Type every record exactly as it appears.

§

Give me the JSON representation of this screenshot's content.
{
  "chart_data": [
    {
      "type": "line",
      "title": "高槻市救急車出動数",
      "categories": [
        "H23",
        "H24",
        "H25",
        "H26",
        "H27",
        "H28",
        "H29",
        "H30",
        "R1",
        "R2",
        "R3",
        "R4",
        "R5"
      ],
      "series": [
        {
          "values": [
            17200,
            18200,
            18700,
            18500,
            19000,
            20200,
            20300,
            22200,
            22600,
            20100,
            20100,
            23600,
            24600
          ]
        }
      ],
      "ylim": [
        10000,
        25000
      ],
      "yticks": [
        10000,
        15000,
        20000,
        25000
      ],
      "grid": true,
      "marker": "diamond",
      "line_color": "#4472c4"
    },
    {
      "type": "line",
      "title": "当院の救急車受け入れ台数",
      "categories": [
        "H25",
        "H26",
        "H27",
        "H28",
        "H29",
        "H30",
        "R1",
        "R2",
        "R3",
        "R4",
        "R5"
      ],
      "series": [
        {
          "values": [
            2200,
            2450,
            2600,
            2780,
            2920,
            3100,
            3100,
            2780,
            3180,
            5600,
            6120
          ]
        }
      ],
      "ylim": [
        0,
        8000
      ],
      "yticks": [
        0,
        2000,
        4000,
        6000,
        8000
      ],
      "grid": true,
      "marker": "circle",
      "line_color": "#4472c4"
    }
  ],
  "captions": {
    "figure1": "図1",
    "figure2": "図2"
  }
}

§

**Exercise output:**
Give me the JSON representation of this screenshot's content.
{
  "chart_data": [
    {
      "type": "line",
      "title": "高槻市救急車出動数",
      "categories": [
        "H23",
        "H24",
        "H25",
        "H26",
        "H27",
        "H28",
        "H29",
        "H30",
        "R1",
        "R2",
        "R3",
        "R4",
        "R5"
      ],
      "series": [
        {
          "values": [
            17200,
            18200,
            18700,
            18500,
            19000,
            20200,
            20300,
            22200,
            22600,
            20100,
            20100,
            23600,
            24600
          ]
        }
      ],
      "ylim": [
        10000,
        25000
      ],
      "yticks": [
        10000,
        15000,
        20000,
        25000
      ],
      "grid": true,
      "marker": "diamond",
      "line_color": "#4472c4"
    },
    {
      "type": "line",
      "title": "当院の救急車受け入れ台数",
      "categories": [
        "H25",
        "H26",
        "H27",
        "H28",
        "H29",
        "H30",
        "R1",
        "R2",
        "R3",
        "R4",
        "R5"
      ],
      "series": [
        {
          "values": [
            2200,
            2450,
            2600,
            2780,
            2920,
            3100,
            3100,
            2780,
            3180,
            5600,
            6120
          ]
        }
      ],
      "ylim": [
        0,
        8000
      ],
      "yticks": [
        0,
        2000,
        4000,
        6000,
        8000
      ],
      "grid": true,
      "marker": "circle",
      "line_color": "#4472c4"
    }
  ],
  "captions": {
    "figure1": "図1",
    "figure2": "図2"
  }
}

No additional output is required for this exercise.